**What needs to be done**
Please give the data below again in full, exactly as it stands.

**Stored data**
----
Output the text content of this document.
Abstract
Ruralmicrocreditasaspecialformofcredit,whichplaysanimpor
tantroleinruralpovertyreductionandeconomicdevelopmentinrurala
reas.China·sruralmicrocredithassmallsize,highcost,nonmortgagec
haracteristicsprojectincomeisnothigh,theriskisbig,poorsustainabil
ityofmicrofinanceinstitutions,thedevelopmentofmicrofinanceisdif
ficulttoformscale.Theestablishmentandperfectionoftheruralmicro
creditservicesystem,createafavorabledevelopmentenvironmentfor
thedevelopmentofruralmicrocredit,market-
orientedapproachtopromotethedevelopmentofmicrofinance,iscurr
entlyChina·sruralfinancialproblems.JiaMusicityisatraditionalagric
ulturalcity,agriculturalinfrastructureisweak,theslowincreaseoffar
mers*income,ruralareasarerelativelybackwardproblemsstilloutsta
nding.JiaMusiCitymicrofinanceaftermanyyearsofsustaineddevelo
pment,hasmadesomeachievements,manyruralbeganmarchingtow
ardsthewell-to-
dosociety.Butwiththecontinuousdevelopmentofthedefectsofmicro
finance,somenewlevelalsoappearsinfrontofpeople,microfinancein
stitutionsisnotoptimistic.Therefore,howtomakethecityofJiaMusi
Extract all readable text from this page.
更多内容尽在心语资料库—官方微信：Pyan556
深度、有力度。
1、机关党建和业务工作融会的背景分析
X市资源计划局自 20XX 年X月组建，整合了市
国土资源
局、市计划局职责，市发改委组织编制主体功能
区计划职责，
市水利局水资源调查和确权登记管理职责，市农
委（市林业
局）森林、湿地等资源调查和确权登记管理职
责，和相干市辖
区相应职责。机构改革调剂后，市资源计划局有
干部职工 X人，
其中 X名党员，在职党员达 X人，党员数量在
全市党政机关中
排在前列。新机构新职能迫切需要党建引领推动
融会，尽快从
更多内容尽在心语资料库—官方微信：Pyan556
----
**Result**
Output the text content of this document.
Abstract
Ruralmicrocreditasaspecialformofcredit,whichplaysanimpor
tantroleinruralpovertyreductionandeconomicdevelopmentinrurala
reas.China·sruralmicrocredithassmallsize,highcost,nonmortgagec
haracteristicsprojectincomeisnothigh,theriskisbig,poorsustainabil
ityofmicrofinanceinstitutions,thedevelopmentofmicrofinanceisdif
ficulttoformscale.Theestablishmentandperfectionoftheruralmicro
creditservicesystem,createafavorabledevelopmentenvironmentfor
thedevelopmentofruralmicrocredit,market-
orientedapproachtopromotethedevelopmentofmicrofinance,iscurr
entlyChina·sruralfinancialproblems.JiaMusicityisatraditionalagric
ulturalcity,agriculturalinfrastructureisweak,theslowincreaseoffar
mers*income,ruralareasarerelativelybackwardproblemsstilloutsta
nding.JiaMusiCitymicrofinanceaftermanyyearsofsustaineddevelo
pment,hasmadesomeachievements,manyruralbeganmarchingtow
ardsthewell-to-
dosociety.Butwiththecontinuousdevelopmentofthedefectsofmicro
finance,somenewlevelalsoappearsinfrontofpeople,microfinancein
stitutionsisnotoptimistic.Therefore,howtomakethecityofJiaMusi
Extract all readable text from this page.
更多内容尽在心语资料库—官方微信：Pyan556
深度、有力度。
1、机关党建和业务工作融会的背景分析
X市资源计划局自 20XX 年X月组建，整合了市
国土资源
局、市计划局职责，市发改委组织编制主体功能
区计划职责，
市水利局水资源调查和确权登记管理职责，市农
委（市林业
局）森林、湿地等资源调查和确权登记管理职
责，和相干市辖
区相应职责。机构改革调剂后，市资源计划局有
干部职工 X人，
其中 X名党员，在职党员达 X人，党员数量在
全市党政机关中
排在前列。新机构新职能迫切需要党建引领推动
融会，尽快从
更多内容尽在心语资料库—官方微信：Pyan556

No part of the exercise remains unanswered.